■ Exercise objective
Return the listing below verbatim. Pictures do not belong in the copy.

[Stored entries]
════════

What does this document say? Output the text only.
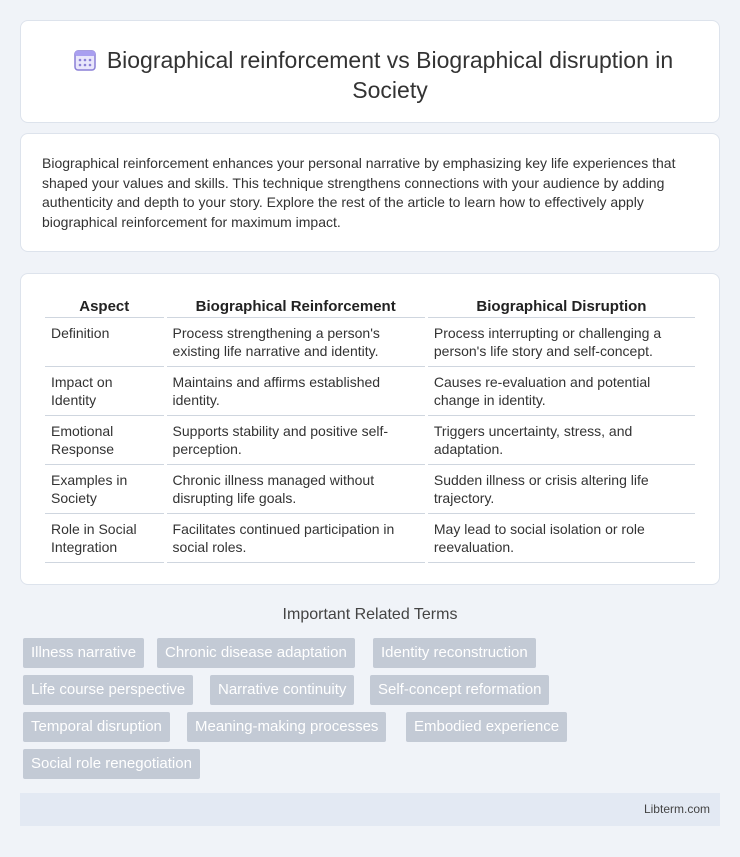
Biographical reinforcement vs Biographical disruption in Society

Biographical reinforcement enhances your personal narrative by emphasizing key life experiences that shaped your values and skills. This technique strengthens connections with your audience by adding authenticity and depth to your story. Explore the rest of the article to learn how to effectively apply biographical reinforcement for maximum impact.

Aspect	Biographical Reinforcement	Biographical Disruption
Definition	Process strengthening a person's existing life narrative and identity.	Process interrupting or challenging a person's life story and self-concept.
Impact on Identity	Maintains and affirms established identity.	Causes re-evaluation and potential change in identity.
Emotional Response	Supports stability and positive self-perception.	Triggers uncertainty, stress, and adaptation.
Examples in Society	Chronic illness managed without disrupting life goals.	Sudden illness or crisis altering life trajectory.
Role in Social Integration	Facilitates continued participation in social roles.	May lead to social isolation or role reevaluation.
Important Related Terms
Illness narrative	Chronic disease adaptation	Identity reconstruction
Life course perspective	Narrative continuity	Self-concept reformation
Temporal disruption	Meaning-making processes	Embodied experience
Social role renegotiation
Libterm.com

════════

■ The result
What does this document say? Output the text only.
Biographical reinforcement vs Biographical disruption in Society

Biographical reinforcement enhances your personal narrative by emphasizing key life experiences that shaped your values and skills. This technique strengthens connections with your audience by adding authenticity and depth to your story. Explore the rest of the article to learn how to effectively apply biographical reinforcement for maximum impact.

Aspect	Biographical Reinforcement	Biographical Disruption
Definition	Process strengthening a person's existing life narrative and identity.	Process interrupting or challenging a person's life story and self-concept.
Impact on Identity	Maintains and affirms established identity.	Causes re-evaluation and potential change in identity.
Emotional Response	Supports stability and positive self-perception.	Triggers uncertainty, stress, and adaptation.
Examples in Society	Chronic illness managed without disrupting life goals.	Sudden illness or crisis altering life trajectory.
Role in Social Integration	Facilitates continued participation in social roles.	May lead to social isolation or role reevaluation.
Important Related Terms
Illness narrative	Chronic disease adaptation	Identity reconstruction
Life course perspective	Narrative continuity	Self-concept reformation
Temporal disruption	Meaning-making processes	Embodied experience
Social role renegotiation
Libterm.com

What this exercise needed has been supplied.